── MATERIAL FOR THE TASK

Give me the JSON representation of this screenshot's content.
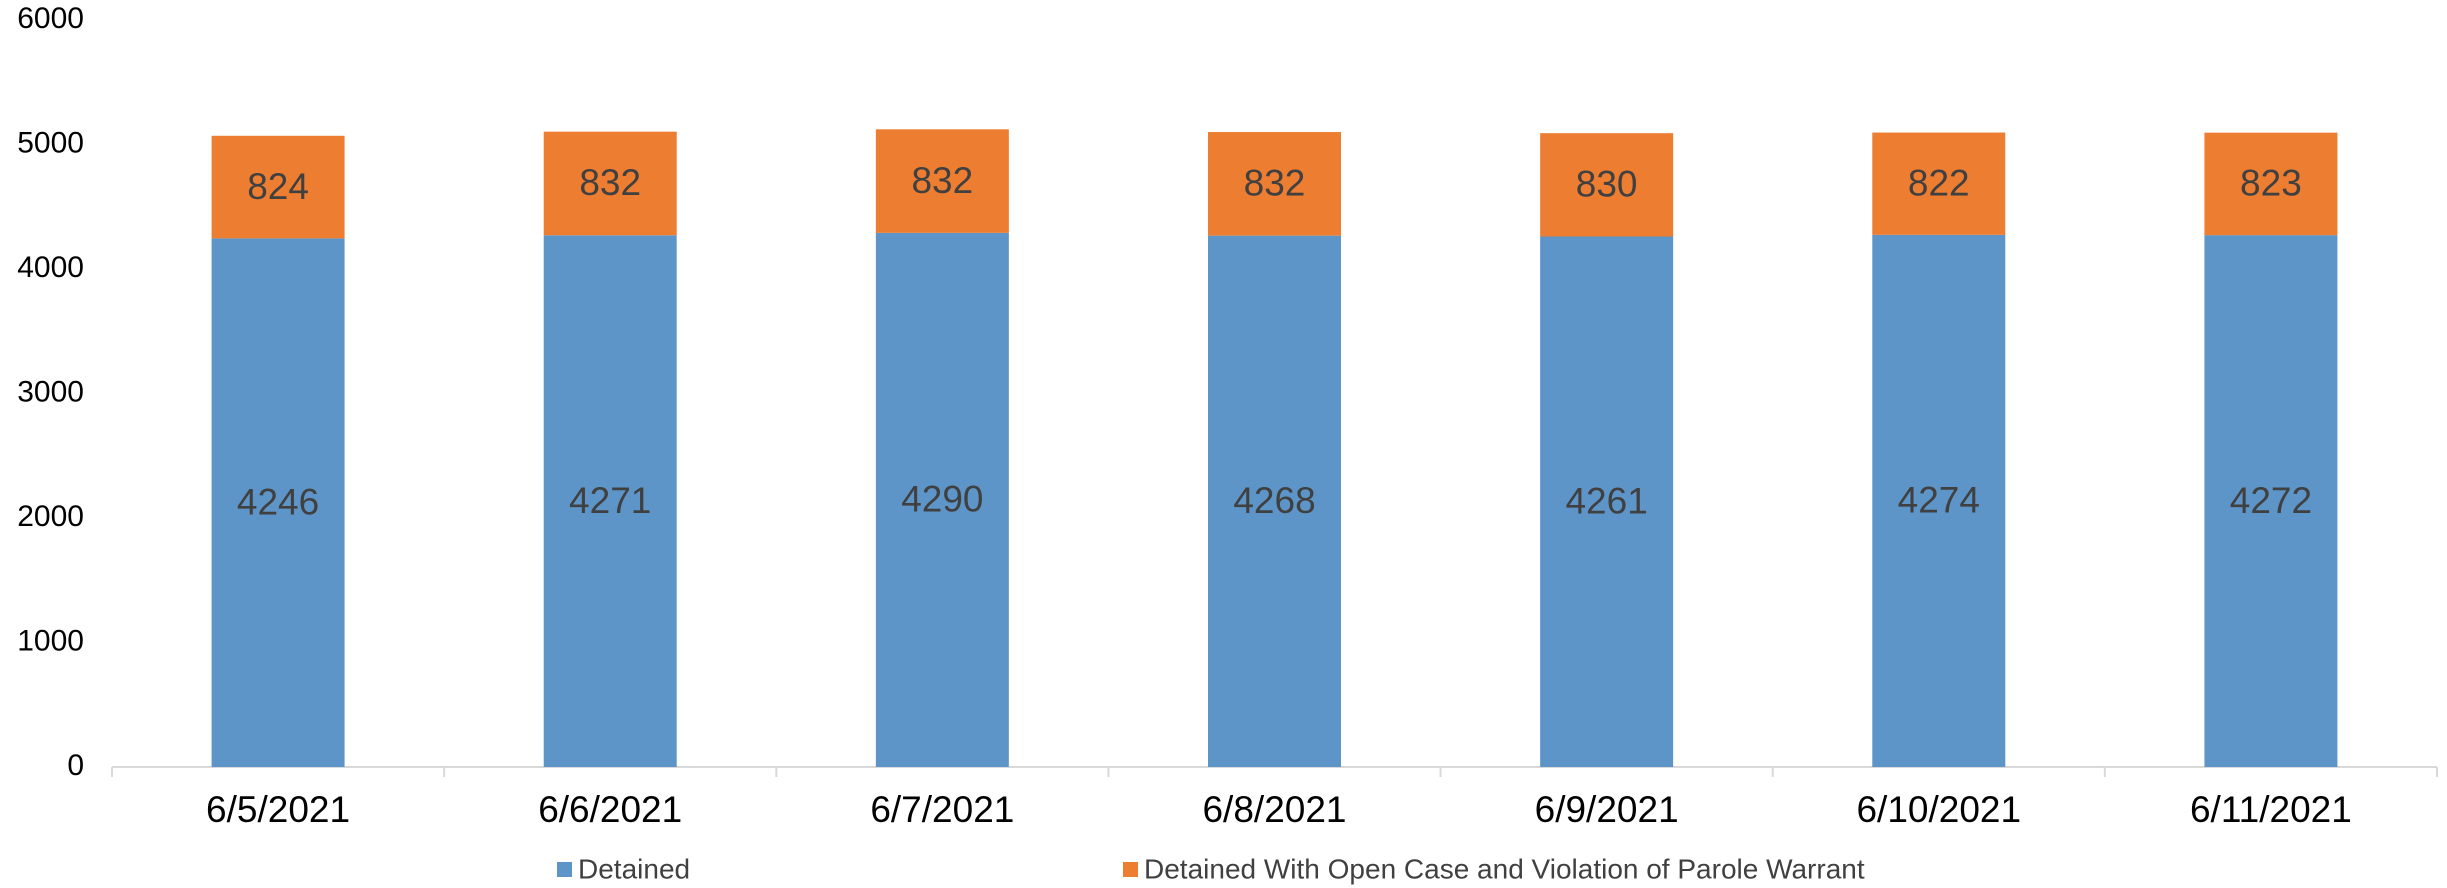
{
  "chart_data": {
    "type": "stacked_bar",
    "categories": [
      "6/5/2021",
      "6/6/2021",
      "6/7/2021",
      "6/8/2021",
      "6/9/2021",
      "6/10/2021",
      "6/11/2021"
    ],
    "series": [
      {
        "name": "Detained",
        "color": "#5e95c8",
        "values": [
          4246,
          4271,
          4290,
          4268,
          4261,
          4274,
          4272
        ]
      },
      {
        "name": "Detained With Open Case and Violation of Parole Warrant",
        "color": "#ed7d31",
        "values": [
          824,
          832,
          832,
          832,
          830,
          822,
          823
        ]
      }
    ],
    "ylim": [
      0,
      6000
    ],
    "yticks": [
      0,
      1000,
      2000,
      3000,
      4000,
      5000,
      6000
    ],
    "grid": false,
    "legend": "bottom"
  }
}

────

**AIM OF THE TASK:** State how many lines hold the word "name". The number is the whole answer.

**EXPECTED ANSWER:** 2